Task description.
Return all of the data exactly, with nothing left out but the pictures.

---------- Data entries

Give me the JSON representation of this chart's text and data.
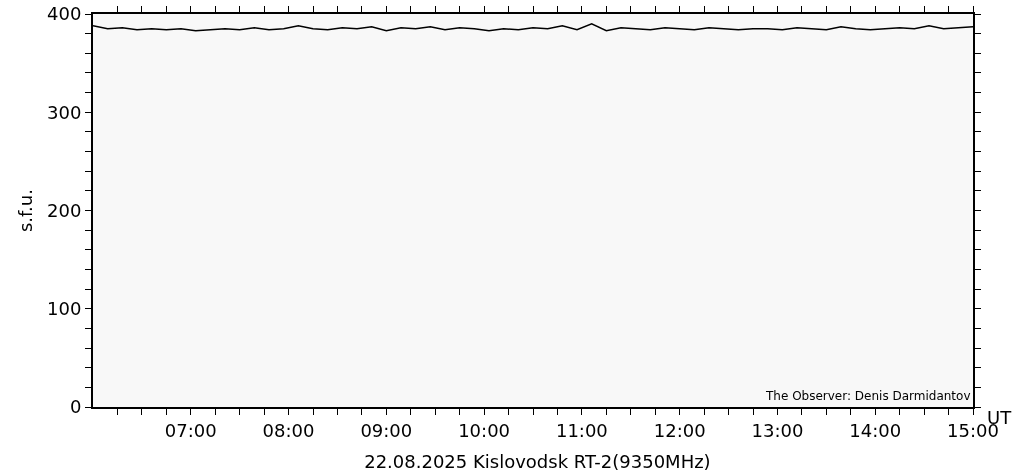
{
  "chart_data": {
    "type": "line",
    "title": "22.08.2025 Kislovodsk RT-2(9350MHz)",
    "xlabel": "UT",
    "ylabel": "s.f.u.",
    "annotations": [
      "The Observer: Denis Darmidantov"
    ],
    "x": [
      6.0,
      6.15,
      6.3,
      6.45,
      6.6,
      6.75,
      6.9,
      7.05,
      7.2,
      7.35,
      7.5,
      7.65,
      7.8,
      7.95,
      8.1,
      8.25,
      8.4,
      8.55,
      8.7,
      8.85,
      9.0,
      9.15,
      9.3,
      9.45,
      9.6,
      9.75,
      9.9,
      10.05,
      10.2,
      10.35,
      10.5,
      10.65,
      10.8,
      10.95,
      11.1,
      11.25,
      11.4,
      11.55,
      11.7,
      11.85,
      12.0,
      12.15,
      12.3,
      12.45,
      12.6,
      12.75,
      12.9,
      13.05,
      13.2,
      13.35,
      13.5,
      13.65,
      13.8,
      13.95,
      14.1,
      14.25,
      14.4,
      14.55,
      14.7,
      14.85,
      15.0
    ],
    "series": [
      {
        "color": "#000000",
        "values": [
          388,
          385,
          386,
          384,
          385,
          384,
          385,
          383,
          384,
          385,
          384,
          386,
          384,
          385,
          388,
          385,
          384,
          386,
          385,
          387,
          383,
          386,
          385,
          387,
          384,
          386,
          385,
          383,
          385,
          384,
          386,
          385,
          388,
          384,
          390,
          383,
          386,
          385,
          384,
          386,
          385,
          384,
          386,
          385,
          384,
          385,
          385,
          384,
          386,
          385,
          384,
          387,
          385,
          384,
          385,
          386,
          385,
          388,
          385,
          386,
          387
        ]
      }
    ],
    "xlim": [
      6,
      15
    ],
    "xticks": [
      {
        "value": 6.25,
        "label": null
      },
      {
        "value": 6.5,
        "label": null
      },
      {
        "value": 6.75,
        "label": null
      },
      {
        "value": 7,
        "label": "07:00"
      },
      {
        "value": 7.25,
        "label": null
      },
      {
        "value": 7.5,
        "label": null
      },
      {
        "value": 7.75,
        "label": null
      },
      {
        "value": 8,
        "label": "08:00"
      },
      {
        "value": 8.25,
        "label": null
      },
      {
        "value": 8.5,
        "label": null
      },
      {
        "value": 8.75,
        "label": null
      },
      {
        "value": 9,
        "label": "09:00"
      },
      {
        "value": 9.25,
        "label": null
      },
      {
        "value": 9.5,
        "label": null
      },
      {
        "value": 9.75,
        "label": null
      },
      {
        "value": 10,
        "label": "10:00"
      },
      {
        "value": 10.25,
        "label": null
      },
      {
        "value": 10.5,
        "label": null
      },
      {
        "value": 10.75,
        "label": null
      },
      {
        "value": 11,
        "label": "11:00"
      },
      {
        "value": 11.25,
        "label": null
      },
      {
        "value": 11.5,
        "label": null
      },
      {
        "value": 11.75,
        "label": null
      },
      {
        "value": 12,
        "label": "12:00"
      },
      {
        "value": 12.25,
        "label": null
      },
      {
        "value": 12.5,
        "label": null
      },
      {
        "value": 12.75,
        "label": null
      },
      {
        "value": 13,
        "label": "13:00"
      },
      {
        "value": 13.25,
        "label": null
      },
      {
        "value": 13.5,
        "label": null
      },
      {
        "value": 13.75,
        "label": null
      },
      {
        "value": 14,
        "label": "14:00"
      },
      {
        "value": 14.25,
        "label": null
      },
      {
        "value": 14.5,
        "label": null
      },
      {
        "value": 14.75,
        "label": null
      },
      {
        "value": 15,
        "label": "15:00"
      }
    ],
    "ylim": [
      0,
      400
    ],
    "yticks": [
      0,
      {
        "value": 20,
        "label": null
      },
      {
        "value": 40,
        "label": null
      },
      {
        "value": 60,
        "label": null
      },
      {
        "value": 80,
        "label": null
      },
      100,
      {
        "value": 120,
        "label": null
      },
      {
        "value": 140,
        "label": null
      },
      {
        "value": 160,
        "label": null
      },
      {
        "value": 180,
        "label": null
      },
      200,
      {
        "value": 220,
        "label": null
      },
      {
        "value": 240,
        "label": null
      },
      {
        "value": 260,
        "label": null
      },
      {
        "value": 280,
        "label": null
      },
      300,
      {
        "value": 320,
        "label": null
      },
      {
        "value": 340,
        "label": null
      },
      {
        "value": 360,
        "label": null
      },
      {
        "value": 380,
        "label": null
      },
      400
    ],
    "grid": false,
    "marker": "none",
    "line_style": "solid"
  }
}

--------------------

Exercise solution.
Give me the JSON representation of this chart's text and data.
{
  "chart_data": {
    "type": "line",
    "title": "22.08.2025 Kislovodsk RT-2(9350MHz)",
    "xlabel": "UT",
    "ylabel": "s.f.u.",
    "annotations": [
      "The Observer: Denis Darmidantov"
    ],
    "x": [
      6.0,
      6.15,
      6.3,
      6.45,
      6.6,
      6.75,
      6.9,
      7.05,
      7.2,
      7.35,
      7.5,
      7.65,
      7.8,
      7.95,
      8.1,
      8.25,
      8.4,
      8.55,
      8.7,
      8.85,
      9.0,
      9.15,
      9.3,
      9.45,
      9.6,
      9.75,
      9.9,
      10.05,
      10.2,
      10.35,
      10.5,
      10.65,
      10.8,
      10.95,
      11.1,
      11.25,
      11.4,
      11.55,
      11.7,
      11.85,
      12.0,
      12.15,
      12.3,
      12.45,
      12.6,
      12.75,
      12.9,
      13.05,
      13.2,
      13.35,
      13.5,
      13.65,
      13.8,
      13.95,
      14.1,
      14.25,
      14.4,
      14.55,
      14.7,
      14.85,
      15.0
    ],
    "series": [
      {
        "color": "#000000",
        "values": [
          388,
          385,
          386,
          384,
          385,
          384,
          385,
          383,
          384,
          385,
          384,
          386,
          384,
          385,
          388,
          385,
          384,
          386,
          385,
          387,
          383,
          386,
          385,
          387,
          384,
          386,
          385,
          383,
          385,
          384,
          386,
          385,
          388,
          384,
          390,
          383,
          386,
          385,
          384,
          386,
          385,
          384,
          386,
          385,
          384,
          385,
          385,
          384,
          386,
          385,
          384,
          387,
          385,
          384,
          385,
          386,
          385,
          388,
          385,
          386,
          387
        ]
      }
    ],
    "xlim": [
      6,
      15
    ],
    "xticks": [
      {
        "value": 6.25,
        "label": null
      },
      {
        "value": 6.5,
        "label": null
      },
      {
        "value": 6.75,
        "label": null
      },
      {
        "value": 7,
        "label": "07:00"
      },
      {
        "value": 7.25,
        "label": null
      },
      {
        "value": 7.5,
        "label": null
      },
      {
        "value": 7.75,
        "label": null
      },
      {
        "value": 8,
        "label": "08:00"
      },
      {
        "value": 8.25,
        "label": null
      },
      {
        "value": 8.5,
        "label": null
      },
      {
        "value": 8.75,
        "label": null
      },
      {
        "value": 9,
        "label": "09:00"
      },
      {
        "value": 9.25,
        "label": null
      },
      {
        "value": 9.5,
        "label": null
      },
      {
        "value": 9.75,
        "label": null
      },
      {
        "value": 10,
        "label": "10:00"
      },
      {
        "value": 10.25,
        "label": null
      },
      {
        "value": 10.5,
        "label": null
      },
      {
        "value": 10.75,
        "label": null
      },
      {
        "value": 11,
        "label": "11:00"
      },
      {
        "value": 11.25,
        "label": null
      },
      {
        "value": 11.5,
        "label": null
      },
      {
        "value": 11.75,
        "label": null
      },
      {
        "value": 12,
        "label": "12:00"
      },
      {
        "value": 12.25,
        "label": null
      },
      {
        "value": 12.5,
        "label": null
      },
      {
        "value": 12.75,
        "label": null
      },
      {
        "value": 13,
        "label": "13:00"
      },
      {
        "value": 13.25,
        "label": null
      },
      {
        "value": 13.5,
        "label": null
      },
      {
        "value": 13.75,
        "label": null
      },
      {
        "value": 14,
        "label": "14:00"
      },
      {
        "value": 14.25,
        "label": null
      },
      {
        "value": 14.5,
        "label": null
      },
      {
        "value": 14.75,
        "label": null
      },
      {
        "value": 15,
        "label": "15:00"
      }
    ],
    "ylim": [
      0,
      400
    ],
    "yticks": [
      0,
      {
        "value": 20,
        "label": null
      },
      {
        "value": 40,
        "label": null
      },
      {
        "value": 60,
        "label": null
      },
      {
        "value": 80,
        "label": null
      },
      100,
      {
        "value": 120,
        "label": null
      },
      {
        "value": 140,
        "label": null
      },
      {
        "value": 160,
        "label": null
      },
      {
        "value": 180,
        "label": null
      },
      200,
      {
        "value": 220,
        "label": null
      },
      {
        "value": 240,
        "label": null
      },
      {
        "value": 260,
        "label": null
      },
      {
        "value": 280,
        "label": null
      },
      300,
      {
        "value": 320,
        "label": null
      },
      {
        "value": 340,
        "label": null
      },
      {
        "value": 360,
        "label": null
      },
      {
        "value": 380,
        "label": null
      },
      400
    ],
    "grid": false,
    "marker": "none",
    "line_style": "solid"
  }
}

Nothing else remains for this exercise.